Give every line from the entries that contains "this".

"""

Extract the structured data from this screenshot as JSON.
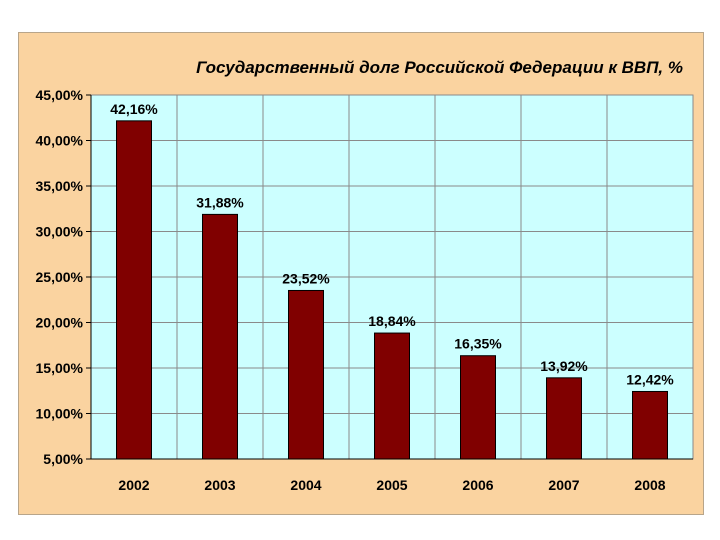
{
  "chart_data": {
    "type": "bar",
    "title": "Государственный долг Российской Федерации к ВВП, %",
    "categories": [
      "2002",
      "2003",
      "2004",
      "2005",
      "2006",
      "2007",
      "2008"
    ],
    "values": [
      42.16,
      31.88,
      23.52,
      18.84,
      16.35,
      13.92,
      12.42
    ],
    "data_labels": [
      "42,16%",
      "31,88%",
      "23,52%",
      "18,84%",
      "16,35%",
      "13,92%",
      "12,42%"
    ],
    "ylim": [
      5,
      45
    ],
    "yticks": [
      5,
      10,
      15,
      20,
      25,
      30,
      35,
      40,
      45
    ],
    "ytick_labels": [
      "5,00%",
      "10,00%",
      "15,00%",
      "20,00%",
      "25,00%",
      "30,00%",
      "35,00%",
      "40,00%",
      "45,00%"
    ],
    "grid": true,
    "legend": "none",
    "colors": {
      "bar": "#800000",
      "plot_bg": "#ccffff",
      "frame_bg": "#fad3a0",
      "grid": "#8a8a8a"
    }
  }
}
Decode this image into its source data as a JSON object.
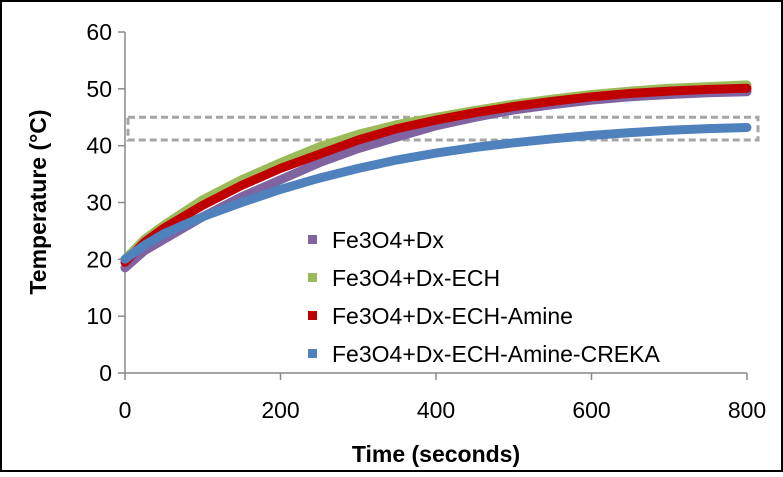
{
  "chart_data": {
    "type": "line",
    "title": "",
    "xlabel": "Time (seconds)",
    "ylabel": "Temperature (°C)",
    "xlim": [
      0,
      800
    ],
    "ylim": [
      0,
      60
    ],
    "xticks": [
      0,
      200,
      400,
      600,
      800
    ],
    "yticks": [
      0,
      10,
      20,
      30,
      40,
      50,
      60
    ],
    "grid": false,
    "legend_position": "center-right",
    "highlight_band": {
      "y_from": 41,
      "y_to": 45,
      "style": "dashed-gray"
    },
    "series": [
      {
        "name": "Fe3O4+Dx",
        "color": "#8064A2",
        "x": [
          0,
          25,
          50,
          100,
          150,
          200,
          250,
          300,
          350,
          400,
          450,
          500,
          550,
          600,
          650,
          700,
          750,
          800
        ],
        "y": [
          18.5,
          21.5,
          23.5,
          27.5,
          31.0,
          34.0,
          37.0,
          39.5,
          41.5,
          43.5,
          45.0,
          46.3,
          47.2,
          48.0,
          48.6,
          49.0,
          49.3,
          49.5
        ]
      },
      {
        "name": "Fe3O4+Dx-ECH",
        "color": "#9BBB59",
        "x": [
          0,
          25,
          50,
          100,
          150,
          200,
          250,
          300,
          350,
          400,
          450,
          500,
          550,
          600,
          650,
          700,
          750,
          800
        ],
        "y": [
          20.0,
          23.5,
          26.0,
          30.5,
          34.0,
          37.0,
          39.8,
          42.0,
          43.7,
          45.0,
          46.2,
          47.3,
          48.2,
          49.0,
          49.6,
          50.1,
          50.4,
          50.7
        ]
      },
      {
        "name": "Fe3O4+Dx-ECH-Amine",
        "color": "#C00000",
        "x": [
          0,
          25,
          50,
          100,
          150,
          200,
          250,
          300,
          350,
          400,
          450,
          500,
          550,
          600,
          650,
          700,
          750,
          800
        ],
        "y": [
          19.5,
          23.0,
          25.5,
          29.5,
          33.0,
          36.0,
          38.5,
          41.0,
          43.0,
          44.5,
          45.8,
          46.9,
          47.8,
          48.6,
          49.2,
          49.6,
          49.9,
          50.1
        ]
      },
      {
        "name": "Fe3O4+Dx-ECH-Amine-CREKA",
        "color": "#4F81BD",
        "x": [
          0,
          25,
          50,
          100,
          150,
          200,
          250,
          300,
          350,
          400,
          450,
          500,
          550,
          600,
          650,
          700,
          750,
          800
        ],
        "y": [
          20.0,
          22.5,
          24.5,
          27.5,
          30.0,
          32.3,
          34.3,
          36.0,
          37.5,
          38.7,
          39.7,
          40.5,
          41.2,
          41.8,
          42.3,
          42.7,
          43.0,
          43.2
        ]
      }
    ]
  }
}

"""

RESULT:
Extract the structured data from this screenshot as JSON.
Decode this image into its source data as a JSON object.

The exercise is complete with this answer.